What to produce. Find the word "belah" in the material below and gather every line that contains it.

++++++++++

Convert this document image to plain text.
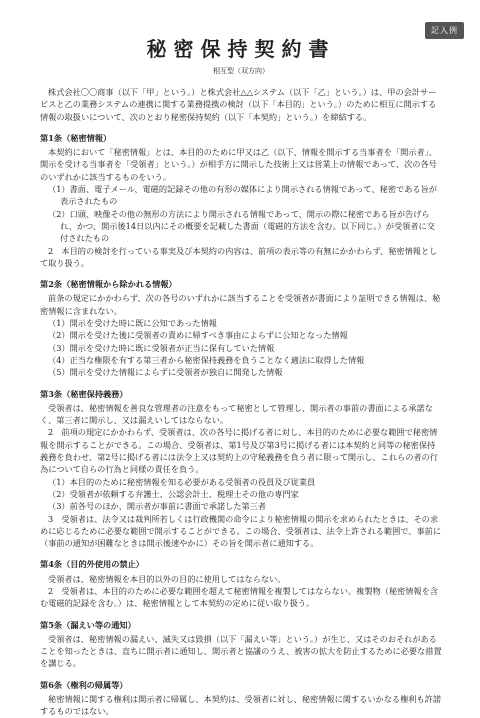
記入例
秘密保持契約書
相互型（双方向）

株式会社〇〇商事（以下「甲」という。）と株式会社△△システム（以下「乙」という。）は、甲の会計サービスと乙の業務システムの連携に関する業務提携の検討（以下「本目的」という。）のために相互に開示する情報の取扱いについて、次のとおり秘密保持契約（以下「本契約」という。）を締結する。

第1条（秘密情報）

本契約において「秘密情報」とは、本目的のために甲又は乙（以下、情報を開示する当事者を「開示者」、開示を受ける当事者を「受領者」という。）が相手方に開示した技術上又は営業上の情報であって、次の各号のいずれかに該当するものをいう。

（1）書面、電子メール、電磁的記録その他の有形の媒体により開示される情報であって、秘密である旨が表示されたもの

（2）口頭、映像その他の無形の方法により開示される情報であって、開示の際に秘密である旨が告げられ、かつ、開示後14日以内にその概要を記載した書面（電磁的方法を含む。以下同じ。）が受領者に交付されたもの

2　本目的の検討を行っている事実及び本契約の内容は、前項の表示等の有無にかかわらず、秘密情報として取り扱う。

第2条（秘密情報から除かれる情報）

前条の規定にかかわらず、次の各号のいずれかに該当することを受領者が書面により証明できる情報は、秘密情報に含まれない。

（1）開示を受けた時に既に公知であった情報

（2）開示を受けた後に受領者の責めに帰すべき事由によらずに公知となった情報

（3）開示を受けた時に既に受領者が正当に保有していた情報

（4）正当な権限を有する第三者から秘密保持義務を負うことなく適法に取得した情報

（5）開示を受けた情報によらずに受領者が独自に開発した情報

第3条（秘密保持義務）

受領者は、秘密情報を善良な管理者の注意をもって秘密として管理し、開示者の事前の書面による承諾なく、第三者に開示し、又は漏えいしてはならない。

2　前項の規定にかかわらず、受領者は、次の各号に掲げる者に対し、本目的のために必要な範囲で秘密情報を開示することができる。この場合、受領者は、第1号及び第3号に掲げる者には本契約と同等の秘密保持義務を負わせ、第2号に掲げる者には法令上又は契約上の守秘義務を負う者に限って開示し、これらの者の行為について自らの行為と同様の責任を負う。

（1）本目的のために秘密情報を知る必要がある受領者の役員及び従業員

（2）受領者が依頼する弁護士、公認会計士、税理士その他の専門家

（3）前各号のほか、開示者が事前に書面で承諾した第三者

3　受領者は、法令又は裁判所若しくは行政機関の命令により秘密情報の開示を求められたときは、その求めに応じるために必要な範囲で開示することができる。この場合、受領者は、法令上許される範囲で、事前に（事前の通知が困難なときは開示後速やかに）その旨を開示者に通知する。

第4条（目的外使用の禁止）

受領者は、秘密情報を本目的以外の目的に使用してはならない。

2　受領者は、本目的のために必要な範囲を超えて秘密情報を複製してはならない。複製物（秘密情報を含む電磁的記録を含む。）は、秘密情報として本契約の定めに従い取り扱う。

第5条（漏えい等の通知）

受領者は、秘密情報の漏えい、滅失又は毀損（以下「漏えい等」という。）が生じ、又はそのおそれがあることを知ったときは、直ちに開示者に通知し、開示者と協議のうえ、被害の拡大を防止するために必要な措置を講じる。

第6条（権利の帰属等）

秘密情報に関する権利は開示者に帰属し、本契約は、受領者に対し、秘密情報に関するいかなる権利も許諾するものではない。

++++++++++

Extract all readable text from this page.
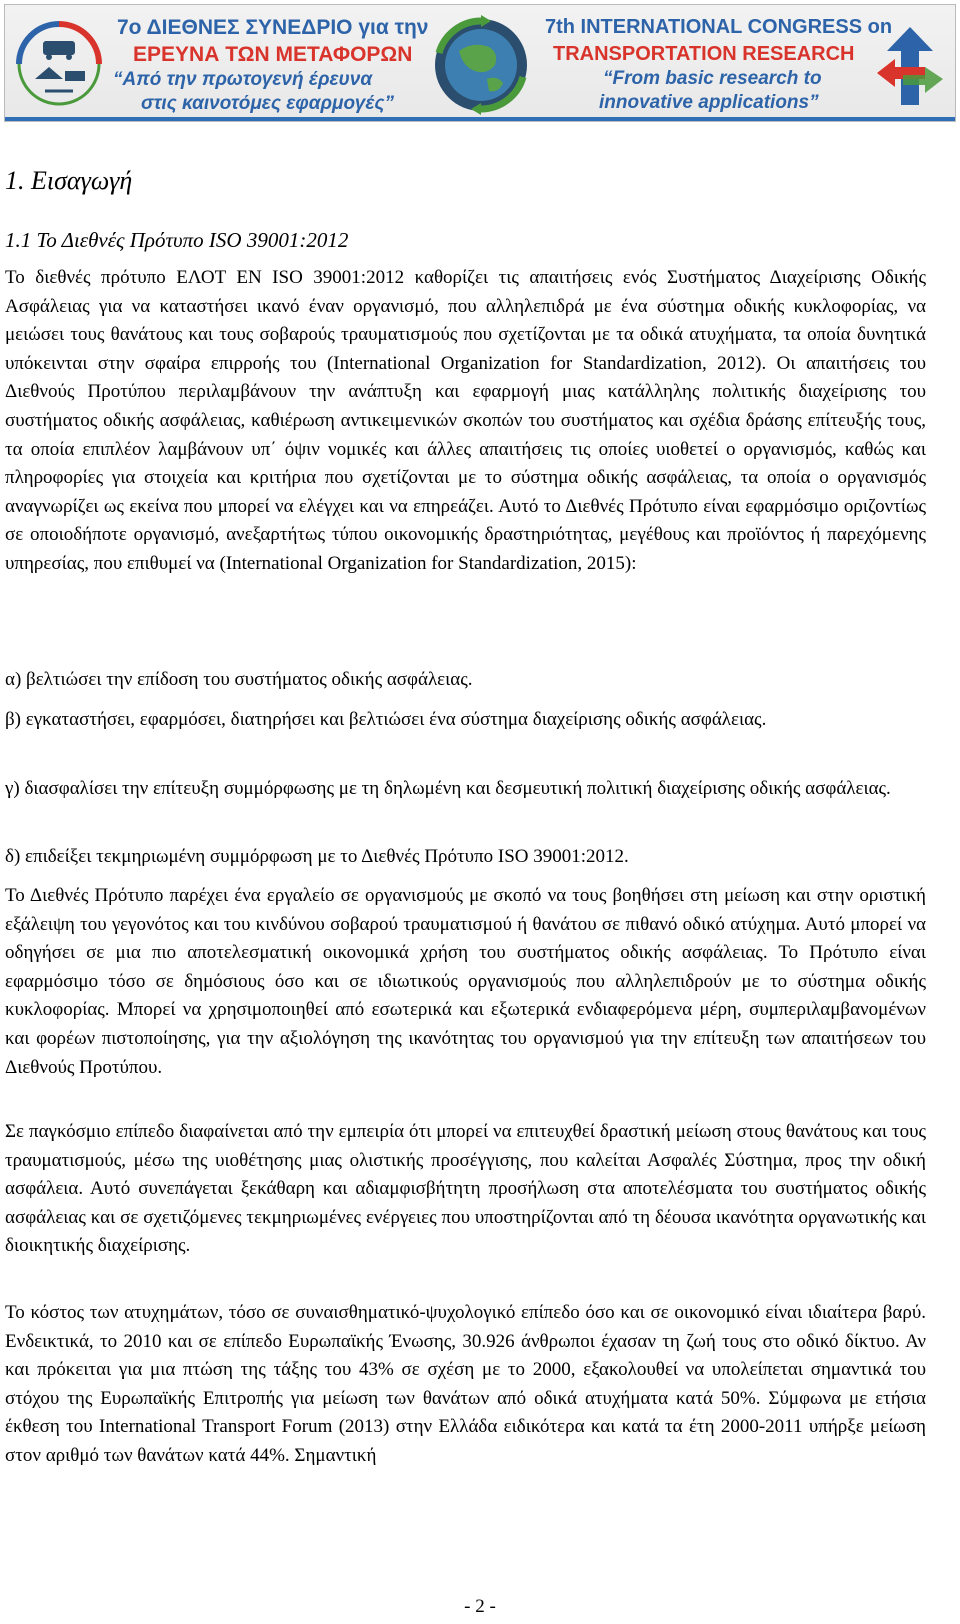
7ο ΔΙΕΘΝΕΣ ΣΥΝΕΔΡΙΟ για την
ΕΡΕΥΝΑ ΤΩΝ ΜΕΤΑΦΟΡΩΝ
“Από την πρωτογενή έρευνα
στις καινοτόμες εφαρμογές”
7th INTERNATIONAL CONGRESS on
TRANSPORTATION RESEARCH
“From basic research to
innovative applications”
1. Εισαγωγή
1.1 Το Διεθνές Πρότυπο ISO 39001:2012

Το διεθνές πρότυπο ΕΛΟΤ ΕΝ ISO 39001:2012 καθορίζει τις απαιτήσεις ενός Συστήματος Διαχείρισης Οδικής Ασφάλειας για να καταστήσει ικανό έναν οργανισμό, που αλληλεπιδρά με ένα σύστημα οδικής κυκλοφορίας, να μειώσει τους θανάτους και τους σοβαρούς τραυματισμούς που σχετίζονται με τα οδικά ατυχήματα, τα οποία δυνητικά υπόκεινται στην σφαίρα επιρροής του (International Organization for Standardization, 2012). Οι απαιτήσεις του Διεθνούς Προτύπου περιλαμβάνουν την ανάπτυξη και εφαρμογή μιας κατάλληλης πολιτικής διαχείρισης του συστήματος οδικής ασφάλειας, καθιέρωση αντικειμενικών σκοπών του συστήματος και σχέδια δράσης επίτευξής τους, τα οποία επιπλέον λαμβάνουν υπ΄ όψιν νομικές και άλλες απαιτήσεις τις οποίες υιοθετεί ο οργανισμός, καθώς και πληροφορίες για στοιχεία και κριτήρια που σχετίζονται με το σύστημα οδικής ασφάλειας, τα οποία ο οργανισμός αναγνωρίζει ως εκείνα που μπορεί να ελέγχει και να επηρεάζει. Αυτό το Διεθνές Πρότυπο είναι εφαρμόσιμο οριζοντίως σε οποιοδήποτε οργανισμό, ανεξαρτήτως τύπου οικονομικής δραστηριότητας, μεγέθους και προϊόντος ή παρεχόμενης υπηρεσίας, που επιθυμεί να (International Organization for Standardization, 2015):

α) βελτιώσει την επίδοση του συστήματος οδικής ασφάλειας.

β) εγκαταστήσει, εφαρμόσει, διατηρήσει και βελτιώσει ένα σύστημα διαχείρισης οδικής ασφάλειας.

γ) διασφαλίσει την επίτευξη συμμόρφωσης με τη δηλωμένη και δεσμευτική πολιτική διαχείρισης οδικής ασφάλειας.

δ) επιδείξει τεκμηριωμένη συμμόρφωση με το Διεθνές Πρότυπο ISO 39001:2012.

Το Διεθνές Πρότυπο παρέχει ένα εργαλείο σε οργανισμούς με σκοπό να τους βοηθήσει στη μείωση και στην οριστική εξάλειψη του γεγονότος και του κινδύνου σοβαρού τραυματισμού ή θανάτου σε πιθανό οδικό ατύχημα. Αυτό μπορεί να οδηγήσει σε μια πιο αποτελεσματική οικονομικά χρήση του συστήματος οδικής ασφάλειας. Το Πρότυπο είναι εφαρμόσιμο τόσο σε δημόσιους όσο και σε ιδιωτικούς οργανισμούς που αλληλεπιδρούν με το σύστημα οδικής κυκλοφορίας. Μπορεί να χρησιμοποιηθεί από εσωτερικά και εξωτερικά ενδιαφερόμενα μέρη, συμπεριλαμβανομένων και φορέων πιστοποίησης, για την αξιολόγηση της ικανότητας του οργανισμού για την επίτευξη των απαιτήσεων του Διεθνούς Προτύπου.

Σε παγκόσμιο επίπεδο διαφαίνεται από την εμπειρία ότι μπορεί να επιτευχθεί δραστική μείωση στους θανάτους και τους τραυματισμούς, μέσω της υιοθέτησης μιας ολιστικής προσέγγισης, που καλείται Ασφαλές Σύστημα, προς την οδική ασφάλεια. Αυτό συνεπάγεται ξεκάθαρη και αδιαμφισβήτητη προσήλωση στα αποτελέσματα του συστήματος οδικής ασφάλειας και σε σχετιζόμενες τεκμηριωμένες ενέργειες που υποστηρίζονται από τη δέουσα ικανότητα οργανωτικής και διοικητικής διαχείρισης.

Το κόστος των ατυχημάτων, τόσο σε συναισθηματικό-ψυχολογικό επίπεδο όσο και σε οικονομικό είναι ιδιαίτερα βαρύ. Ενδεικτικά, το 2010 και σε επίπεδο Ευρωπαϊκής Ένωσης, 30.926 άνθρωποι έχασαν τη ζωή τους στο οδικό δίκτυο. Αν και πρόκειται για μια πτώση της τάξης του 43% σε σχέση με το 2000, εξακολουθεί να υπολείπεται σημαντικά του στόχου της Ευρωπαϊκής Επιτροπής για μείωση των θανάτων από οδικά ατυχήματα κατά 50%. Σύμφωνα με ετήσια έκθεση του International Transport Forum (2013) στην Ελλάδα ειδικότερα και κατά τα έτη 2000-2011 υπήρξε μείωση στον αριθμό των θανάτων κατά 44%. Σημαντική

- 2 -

++++++++++

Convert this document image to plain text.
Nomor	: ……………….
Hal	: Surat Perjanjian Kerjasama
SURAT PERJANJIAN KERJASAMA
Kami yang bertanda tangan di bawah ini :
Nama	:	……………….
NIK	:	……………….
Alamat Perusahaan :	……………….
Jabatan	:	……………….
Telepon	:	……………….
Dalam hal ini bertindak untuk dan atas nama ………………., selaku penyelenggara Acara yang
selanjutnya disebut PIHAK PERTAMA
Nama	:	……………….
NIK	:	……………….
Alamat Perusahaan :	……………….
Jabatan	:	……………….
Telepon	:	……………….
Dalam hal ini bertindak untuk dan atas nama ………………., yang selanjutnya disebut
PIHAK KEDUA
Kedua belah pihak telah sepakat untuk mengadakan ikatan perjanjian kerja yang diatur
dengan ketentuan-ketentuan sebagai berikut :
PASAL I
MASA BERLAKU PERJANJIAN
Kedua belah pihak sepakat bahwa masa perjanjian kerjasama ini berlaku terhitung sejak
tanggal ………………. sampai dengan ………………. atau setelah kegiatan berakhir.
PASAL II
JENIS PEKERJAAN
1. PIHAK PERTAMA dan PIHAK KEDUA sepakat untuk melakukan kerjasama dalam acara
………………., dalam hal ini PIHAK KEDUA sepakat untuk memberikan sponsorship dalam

++++++++++

Finished answer.
Kedua belah pihak telah sepakat untuk mengadakan ikatan perjanjian kerja yang diatur
Kedua belah pihak sepakat bahwa masa perjanjian kerjasama ini berlaku terhitung sejak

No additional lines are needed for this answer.